WRITTEN EXERCISE
From the listing below, count the lines where the string "construction" occurs. Give the number, with no other words.

PROVIDED DATA
■ ■ ■ ■
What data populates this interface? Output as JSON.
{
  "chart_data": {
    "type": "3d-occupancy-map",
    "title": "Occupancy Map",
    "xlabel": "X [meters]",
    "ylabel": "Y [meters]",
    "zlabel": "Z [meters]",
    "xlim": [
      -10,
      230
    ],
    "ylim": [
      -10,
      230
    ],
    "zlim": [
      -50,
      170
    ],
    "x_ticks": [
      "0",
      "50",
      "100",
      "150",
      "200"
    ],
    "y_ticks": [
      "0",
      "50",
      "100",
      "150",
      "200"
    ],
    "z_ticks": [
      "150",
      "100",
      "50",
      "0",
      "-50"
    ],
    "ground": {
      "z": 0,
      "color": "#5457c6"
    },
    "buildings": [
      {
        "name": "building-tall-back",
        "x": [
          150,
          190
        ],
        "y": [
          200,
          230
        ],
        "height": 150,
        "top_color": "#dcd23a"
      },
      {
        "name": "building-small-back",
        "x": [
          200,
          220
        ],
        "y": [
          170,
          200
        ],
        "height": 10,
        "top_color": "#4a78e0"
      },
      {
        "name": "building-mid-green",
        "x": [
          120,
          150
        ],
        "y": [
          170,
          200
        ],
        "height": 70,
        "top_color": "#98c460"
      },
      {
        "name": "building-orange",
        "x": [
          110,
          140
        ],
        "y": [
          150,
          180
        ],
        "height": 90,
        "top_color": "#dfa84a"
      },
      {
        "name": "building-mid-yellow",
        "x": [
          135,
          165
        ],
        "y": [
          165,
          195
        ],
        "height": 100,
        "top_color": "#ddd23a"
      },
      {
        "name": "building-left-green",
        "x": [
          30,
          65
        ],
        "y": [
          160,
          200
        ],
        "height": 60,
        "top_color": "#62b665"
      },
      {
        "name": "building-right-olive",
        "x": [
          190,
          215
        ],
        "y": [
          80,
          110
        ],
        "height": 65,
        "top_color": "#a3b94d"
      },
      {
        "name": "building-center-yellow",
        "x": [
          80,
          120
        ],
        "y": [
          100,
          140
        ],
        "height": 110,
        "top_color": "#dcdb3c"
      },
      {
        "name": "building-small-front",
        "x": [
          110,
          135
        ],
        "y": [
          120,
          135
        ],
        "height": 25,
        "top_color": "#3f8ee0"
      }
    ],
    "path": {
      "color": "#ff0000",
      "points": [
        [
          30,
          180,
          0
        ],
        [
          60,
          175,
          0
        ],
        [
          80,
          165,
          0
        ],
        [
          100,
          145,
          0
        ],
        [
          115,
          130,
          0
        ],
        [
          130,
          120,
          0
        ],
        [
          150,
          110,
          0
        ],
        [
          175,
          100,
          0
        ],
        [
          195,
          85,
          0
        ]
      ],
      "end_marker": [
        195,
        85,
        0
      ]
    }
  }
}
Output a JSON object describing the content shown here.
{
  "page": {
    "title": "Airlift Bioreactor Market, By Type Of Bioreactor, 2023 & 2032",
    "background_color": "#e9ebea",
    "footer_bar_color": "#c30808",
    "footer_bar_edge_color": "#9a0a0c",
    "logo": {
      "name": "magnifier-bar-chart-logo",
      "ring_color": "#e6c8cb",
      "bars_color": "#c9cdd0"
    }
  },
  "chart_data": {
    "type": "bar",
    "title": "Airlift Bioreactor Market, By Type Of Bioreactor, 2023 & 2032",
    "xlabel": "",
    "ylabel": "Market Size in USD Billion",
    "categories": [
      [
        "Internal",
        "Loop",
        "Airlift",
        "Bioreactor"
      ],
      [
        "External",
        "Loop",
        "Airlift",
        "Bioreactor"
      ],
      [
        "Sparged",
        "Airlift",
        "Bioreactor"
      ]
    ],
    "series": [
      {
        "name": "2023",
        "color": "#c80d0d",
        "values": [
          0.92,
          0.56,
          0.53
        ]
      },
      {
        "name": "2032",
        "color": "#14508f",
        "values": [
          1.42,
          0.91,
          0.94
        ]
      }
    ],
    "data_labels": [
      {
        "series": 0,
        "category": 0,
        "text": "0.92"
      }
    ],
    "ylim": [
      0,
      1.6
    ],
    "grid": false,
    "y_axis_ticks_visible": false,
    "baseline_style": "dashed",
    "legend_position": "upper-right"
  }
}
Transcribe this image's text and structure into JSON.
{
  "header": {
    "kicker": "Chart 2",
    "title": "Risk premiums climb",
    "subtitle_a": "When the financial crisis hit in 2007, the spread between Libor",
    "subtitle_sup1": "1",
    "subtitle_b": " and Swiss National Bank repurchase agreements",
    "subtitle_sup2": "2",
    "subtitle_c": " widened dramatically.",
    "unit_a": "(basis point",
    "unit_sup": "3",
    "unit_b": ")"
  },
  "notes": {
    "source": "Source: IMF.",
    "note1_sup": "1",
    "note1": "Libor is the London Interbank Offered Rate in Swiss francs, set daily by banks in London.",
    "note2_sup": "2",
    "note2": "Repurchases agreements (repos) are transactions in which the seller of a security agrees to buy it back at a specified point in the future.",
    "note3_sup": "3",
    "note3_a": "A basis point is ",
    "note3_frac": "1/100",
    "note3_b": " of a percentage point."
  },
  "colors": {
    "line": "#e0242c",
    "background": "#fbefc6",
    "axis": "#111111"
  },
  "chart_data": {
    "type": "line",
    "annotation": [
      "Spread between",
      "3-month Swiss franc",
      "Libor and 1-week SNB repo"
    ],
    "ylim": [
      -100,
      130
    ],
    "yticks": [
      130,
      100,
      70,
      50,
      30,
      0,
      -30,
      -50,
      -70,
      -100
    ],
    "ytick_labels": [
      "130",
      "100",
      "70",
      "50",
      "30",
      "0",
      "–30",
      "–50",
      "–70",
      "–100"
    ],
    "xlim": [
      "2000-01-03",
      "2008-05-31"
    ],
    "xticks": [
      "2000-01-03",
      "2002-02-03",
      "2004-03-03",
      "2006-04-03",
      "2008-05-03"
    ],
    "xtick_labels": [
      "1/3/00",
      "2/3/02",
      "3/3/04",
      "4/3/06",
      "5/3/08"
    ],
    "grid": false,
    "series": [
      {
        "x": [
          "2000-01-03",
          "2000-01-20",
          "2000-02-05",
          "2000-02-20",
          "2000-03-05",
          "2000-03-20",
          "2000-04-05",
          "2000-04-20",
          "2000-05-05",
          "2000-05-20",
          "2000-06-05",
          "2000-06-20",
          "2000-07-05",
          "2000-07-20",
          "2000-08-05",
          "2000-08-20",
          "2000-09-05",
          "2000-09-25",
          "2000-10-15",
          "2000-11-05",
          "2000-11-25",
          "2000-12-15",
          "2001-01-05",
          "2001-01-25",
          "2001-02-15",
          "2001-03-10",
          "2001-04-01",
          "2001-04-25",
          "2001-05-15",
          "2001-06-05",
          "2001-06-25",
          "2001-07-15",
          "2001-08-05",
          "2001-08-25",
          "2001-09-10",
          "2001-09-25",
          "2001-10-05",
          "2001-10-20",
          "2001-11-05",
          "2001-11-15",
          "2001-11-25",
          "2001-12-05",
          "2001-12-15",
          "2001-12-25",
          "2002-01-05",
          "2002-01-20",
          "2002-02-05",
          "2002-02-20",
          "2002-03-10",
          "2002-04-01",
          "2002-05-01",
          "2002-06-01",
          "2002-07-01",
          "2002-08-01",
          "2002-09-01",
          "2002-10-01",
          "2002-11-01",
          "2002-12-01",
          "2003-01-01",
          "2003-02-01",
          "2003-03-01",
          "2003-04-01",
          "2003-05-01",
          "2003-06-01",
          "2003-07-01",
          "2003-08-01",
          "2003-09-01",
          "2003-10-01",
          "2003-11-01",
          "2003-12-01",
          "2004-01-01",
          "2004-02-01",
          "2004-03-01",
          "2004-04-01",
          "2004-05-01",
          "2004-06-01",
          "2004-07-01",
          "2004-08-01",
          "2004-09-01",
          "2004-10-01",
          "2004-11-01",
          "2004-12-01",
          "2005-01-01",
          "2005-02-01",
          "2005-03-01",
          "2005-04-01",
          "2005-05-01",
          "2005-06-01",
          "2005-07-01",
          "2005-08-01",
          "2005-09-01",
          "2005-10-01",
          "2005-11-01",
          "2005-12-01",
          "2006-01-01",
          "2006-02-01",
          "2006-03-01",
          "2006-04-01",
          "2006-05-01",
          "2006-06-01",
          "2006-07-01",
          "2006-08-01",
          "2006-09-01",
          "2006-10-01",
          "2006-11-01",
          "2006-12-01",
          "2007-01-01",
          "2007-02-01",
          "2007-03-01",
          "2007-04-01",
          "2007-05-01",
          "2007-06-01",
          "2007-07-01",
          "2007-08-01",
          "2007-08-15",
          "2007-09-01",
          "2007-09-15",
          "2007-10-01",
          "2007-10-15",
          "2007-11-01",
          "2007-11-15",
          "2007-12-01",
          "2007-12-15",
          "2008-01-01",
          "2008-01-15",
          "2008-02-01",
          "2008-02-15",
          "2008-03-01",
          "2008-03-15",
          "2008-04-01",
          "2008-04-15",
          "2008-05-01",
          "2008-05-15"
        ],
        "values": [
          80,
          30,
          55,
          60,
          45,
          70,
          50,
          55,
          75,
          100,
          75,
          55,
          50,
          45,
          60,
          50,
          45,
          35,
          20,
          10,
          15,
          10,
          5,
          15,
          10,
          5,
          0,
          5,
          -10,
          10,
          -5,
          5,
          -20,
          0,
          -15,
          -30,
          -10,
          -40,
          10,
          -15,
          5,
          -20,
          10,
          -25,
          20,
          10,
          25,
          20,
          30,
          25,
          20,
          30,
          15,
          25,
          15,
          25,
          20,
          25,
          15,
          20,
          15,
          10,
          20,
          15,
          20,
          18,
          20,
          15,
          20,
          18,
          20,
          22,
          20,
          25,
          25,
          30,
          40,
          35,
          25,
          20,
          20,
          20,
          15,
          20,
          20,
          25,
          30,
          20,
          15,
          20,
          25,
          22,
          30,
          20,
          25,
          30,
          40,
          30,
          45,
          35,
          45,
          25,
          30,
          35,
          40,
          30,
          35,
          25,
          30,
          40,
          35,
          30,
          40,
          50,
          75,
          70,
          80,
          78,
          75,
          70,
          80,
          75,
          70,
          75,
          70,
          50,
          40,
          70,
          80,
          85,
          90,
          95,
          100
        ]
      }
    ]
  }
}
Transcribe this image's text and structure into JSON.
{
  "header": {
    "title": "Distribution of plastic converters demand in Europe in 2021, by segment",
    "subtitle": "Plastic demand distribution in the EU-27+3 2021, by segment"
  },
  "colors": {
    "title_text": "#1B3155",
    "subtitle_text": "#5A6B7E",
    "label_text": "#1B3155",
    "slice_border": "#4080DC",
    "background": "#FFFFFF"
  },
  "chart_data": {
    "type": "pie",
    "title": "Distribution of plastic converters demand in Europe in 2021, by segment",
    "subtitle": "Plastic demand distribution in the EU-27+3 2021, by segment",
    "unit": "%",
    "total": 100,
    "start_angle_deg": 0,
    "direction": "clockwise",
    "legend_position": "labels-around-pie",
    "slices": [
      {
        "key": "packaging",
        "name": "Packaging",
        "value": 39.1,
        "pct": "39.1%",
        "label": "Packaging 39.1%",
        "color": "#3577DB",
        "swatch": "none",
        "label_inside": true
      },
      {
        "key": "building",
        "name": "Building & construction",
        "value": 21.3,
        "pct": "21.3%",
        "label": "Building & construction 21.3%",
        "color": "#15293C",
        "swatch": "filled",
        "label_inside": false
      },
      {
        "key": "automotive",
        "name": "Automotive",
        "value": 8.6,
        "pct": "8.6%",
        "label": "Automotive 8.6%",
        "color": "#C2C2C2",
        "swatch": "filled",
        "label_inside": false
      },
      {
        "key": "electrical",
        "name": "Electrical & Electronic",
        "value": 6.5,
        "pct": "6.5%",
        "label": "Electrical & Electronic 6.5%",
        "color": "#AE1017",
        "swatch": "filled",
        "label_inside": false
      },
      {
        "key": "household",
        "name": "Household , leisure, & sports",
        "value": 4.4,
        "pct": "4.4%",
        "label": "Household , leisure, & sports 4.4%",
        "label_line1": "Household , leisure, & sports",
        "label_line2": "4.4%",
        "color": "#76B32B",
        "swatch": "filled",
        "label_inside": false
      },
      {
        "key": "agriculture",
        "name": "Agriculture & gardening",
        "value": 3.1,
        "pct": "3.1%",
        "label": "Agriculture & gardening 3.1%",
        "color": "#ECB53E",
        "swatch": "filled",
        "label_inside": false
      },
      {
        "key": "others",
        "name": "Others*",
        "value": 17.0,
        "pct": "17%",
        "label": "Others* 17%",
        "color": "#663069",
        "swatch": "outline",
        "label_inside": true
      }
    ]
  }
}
■ ■ ■ ■
SOLUTION FOR THIS EXERCISE
2